> Material to process
━━━━━━━━

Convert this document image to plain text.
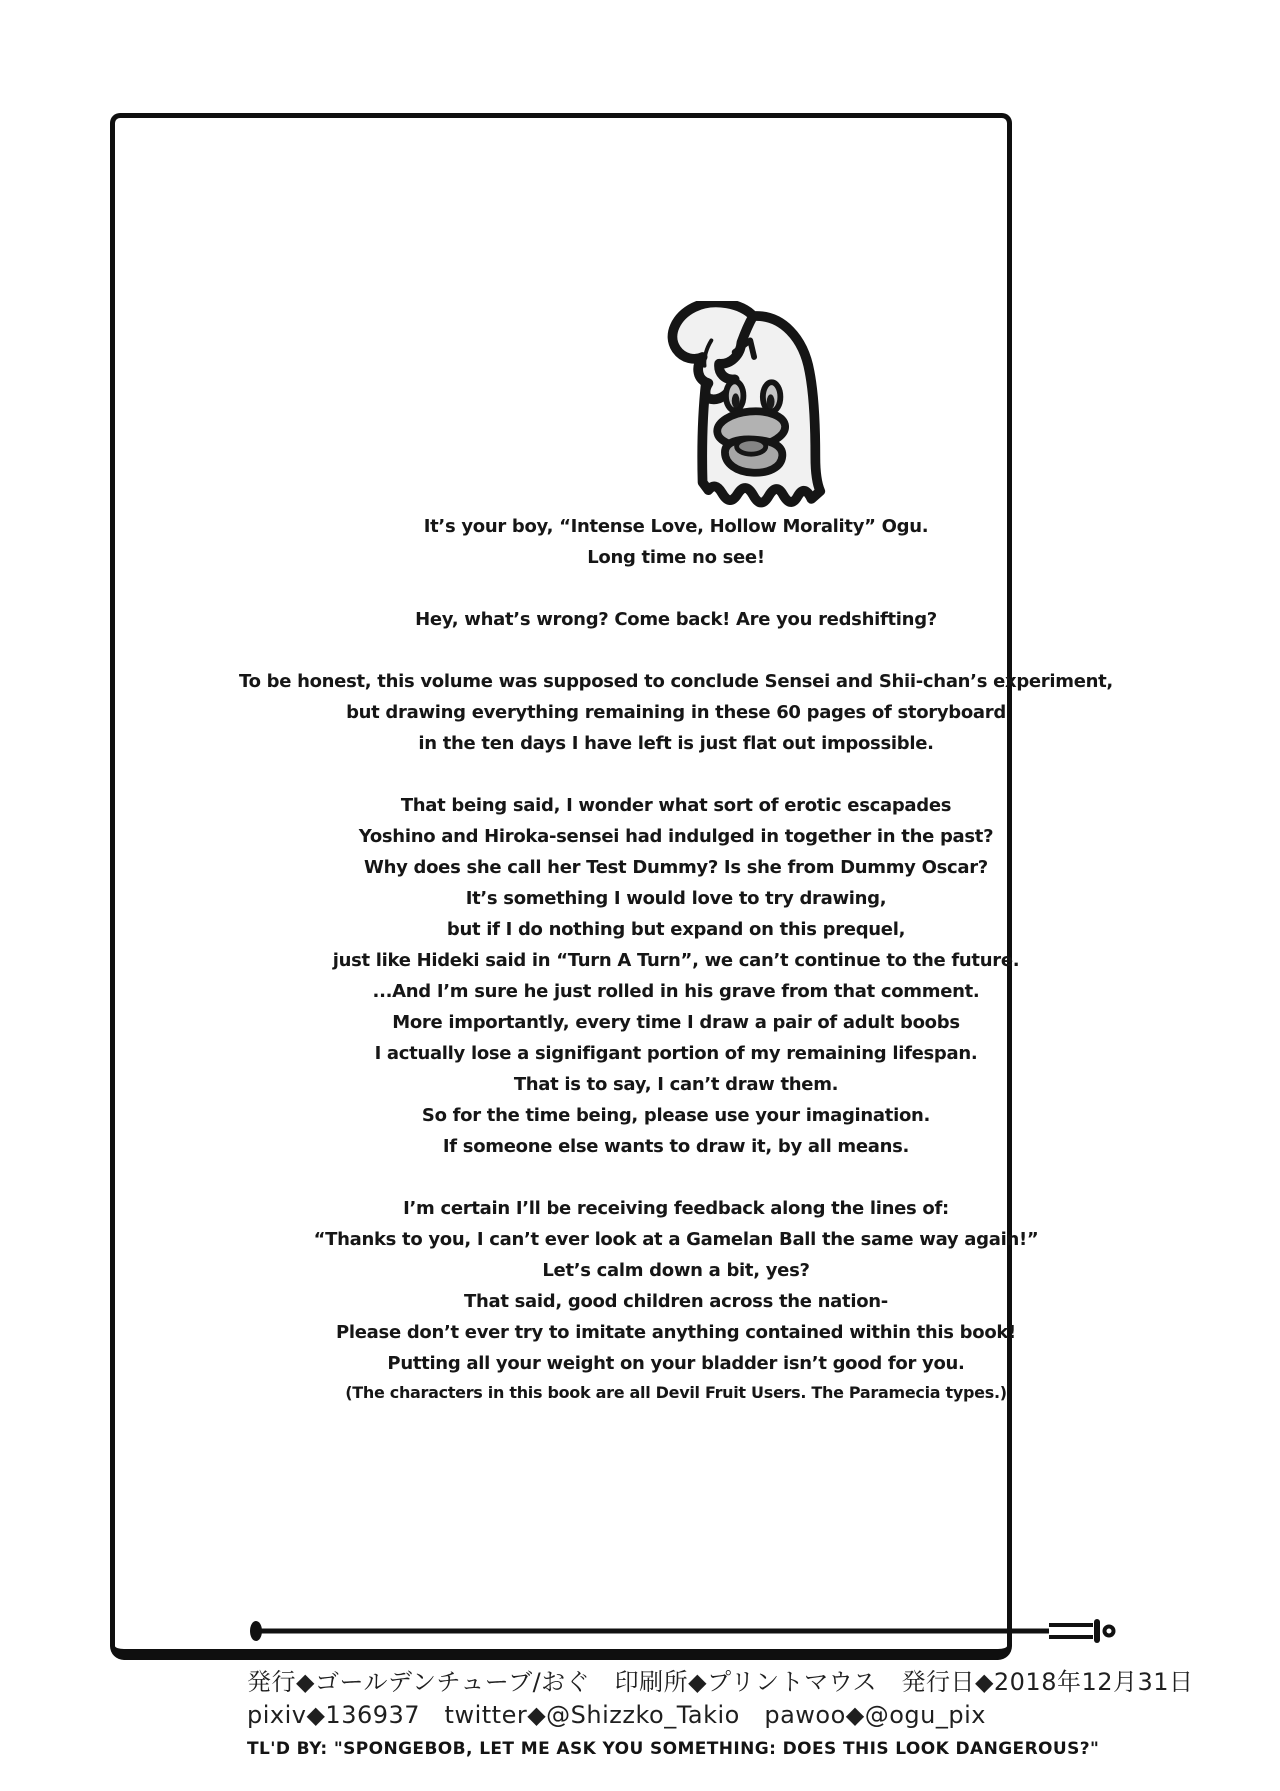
It’s your boy, “Intense Love, Hollow Morality” Ogu.
Long time no see!
Hey, what’s wrong? Come back! Are you redshifting?
To be honest, this volume was supposed to conclude Sensei and Shii-chan’s experiment,
but drawing everything remaining in these 60 pages of storyboard
in the ten days I have left is just flat out impossible.
That being said, I wonder what sort of erotic escapades
Yoshino and Hiroka-sensei had indulged in together in the past?
Why does she call her Test Dummy? Is she from Dummy Oscar?
It’s something I would love to try drawing,
but if I do nothing but expand on this prequel,
just like Hideki said in “Turn A Turn”, we can’t continue to the future.
...And I’m sure he just rolled in his grave from that comment.
More importantly, every time I draw a pair of adult boobs
I actually lose a signifigant portion of my remaining lifespan.
That is to say, I can’t draw them.
So for the time being, please use your imagination.
If someone else wants to draw it, by all means.
I’m certain I’ll be receiving feedback along the lines of:
“Thanks to you, I can’t ever look at a Gamelan Ball the same way again!”
Let’s calm down a bit, yes?
That said, good children across the nation-
Please don’t ever try to imitate anything contained within this book!
Putting all your weight on your bladder isn’t good for you.
(The characters in this book are all Devil Fruit Users. The Paramecia types.)
発行◆ゴールデンチューブ/おぐ　印刷所◆プリントマウス　発行日◆2018年12月31日
pixiv◆136937　twitter◆@Shizzko_Takio　pawoo◆@ogu_pix
TL'D BY: "SPONGEBOB, LET ME ASK YOU SOMETHING: DOES THIS LOOK DANGEROUS?"
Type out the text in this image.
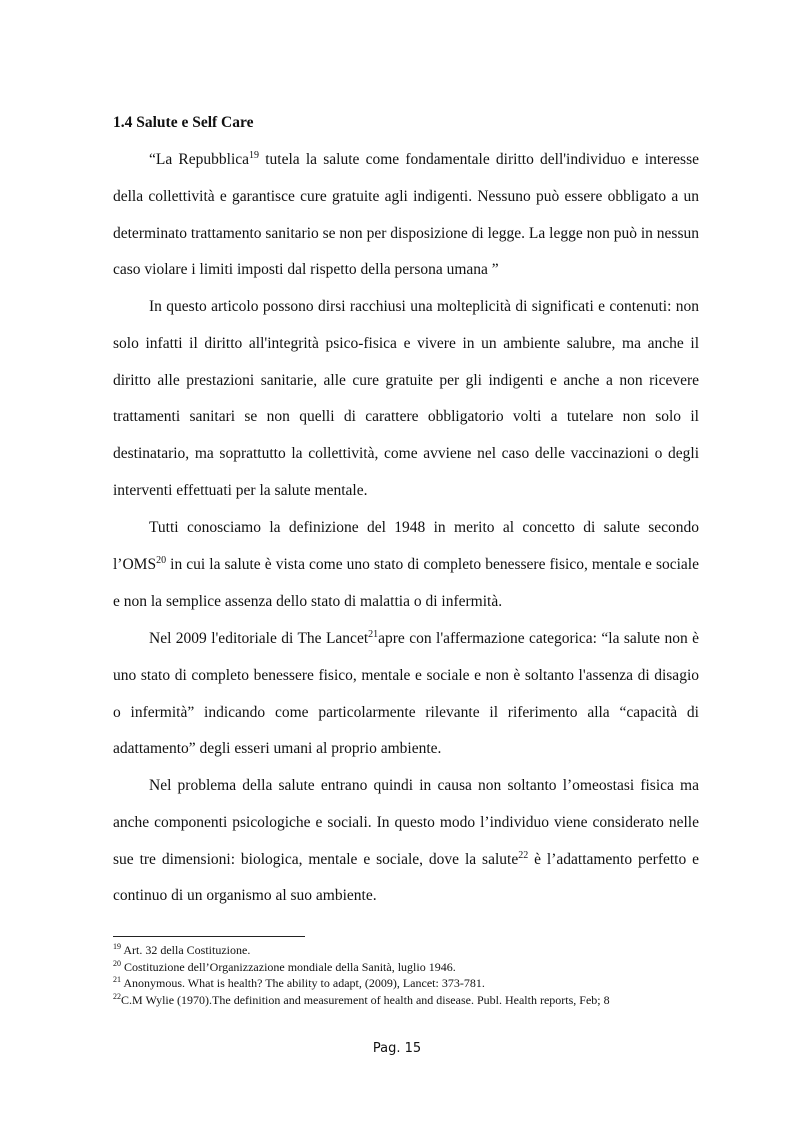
1.4 Salute e Self Care

“La Repubblica$^{19}$ tutela la salute come fondamentale diritto dell'individuo e interesse della collettività e garantisce cure gratuite agli indigenti. Nessuno può essere obbligato a un determinato trattamento sanitario se non per disposizione di legge. La legge non può in nessun caso violare i limiti imposti dal rispetto della persona umana ”

In questo articolo possono dirsi racchiusi una molteplicità di significati e contenuti: non solo infatti il diritto all'integrità psico-fisica e vivere in un ambiente salubre, ma anche il diritto alle prestazioni sanitarie, alle cure gratuite per gli indigenti e anche a non ricevere trattamenti sanitari se non quelli di carattere obbligatorio volti a tutelare non solo il destinatario, ma soprattutto la collettività, come avviene nel caso delle vaccinazioni o degli interventi effettuati per la salute mentale.

Tutti conosciamo la definizione del 1948 in merito al concetto di salute secondo l’OMS$^{20}$ in cui la salute è vista come uno stato di completo benessere fisico, mentale e sociale e non la semplice assenza dello stato di malattia o di infermità.

Nel 2009 l'editoriale di The Lancet$^{21}$apre con l'affermazione categorica: “la salute non è uno stato di completo benessere fisico, mentale e sociale e non è soltanto l'assenza di disagio o infermità” indicando come particolarmente rilevante il riferimento alla “capacità di adattamento” degli esseri umani al proprio ambiente.

Nel problema della salute entrano quindi in causa non soltanto l’omeostasi fisica ma anche componenti psicologiche e sociali. In questo modo l’individuo viene considerato nelle sue tre dimensioni: biologica, mentale e sociale, dove la salute$^{22}$ è l’adattamento perfetto e continuo di un organismo al suo ambiente.

$^{19}$ Art. 32 della Costituzione.

$^{20}$ Costituzione dell’Organizzazione mondiale della Sanità, luglio 1946.

$^{21}$ Anonymous. What is health? The ability to adapt, (2009), Lancet: 373-781.

$^{22}$C.M Wylie (1970).The definition and measurement of health and disease. Publ. Health reports, Feb; 8

Pag. 15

━━━━━━━━

> Exercise task
In the entries above, identify every line with the word "good". Copy those lines.

> Problem solution
That said, good children across the nation-
Putting all your weight on your bladder isn’t good for you.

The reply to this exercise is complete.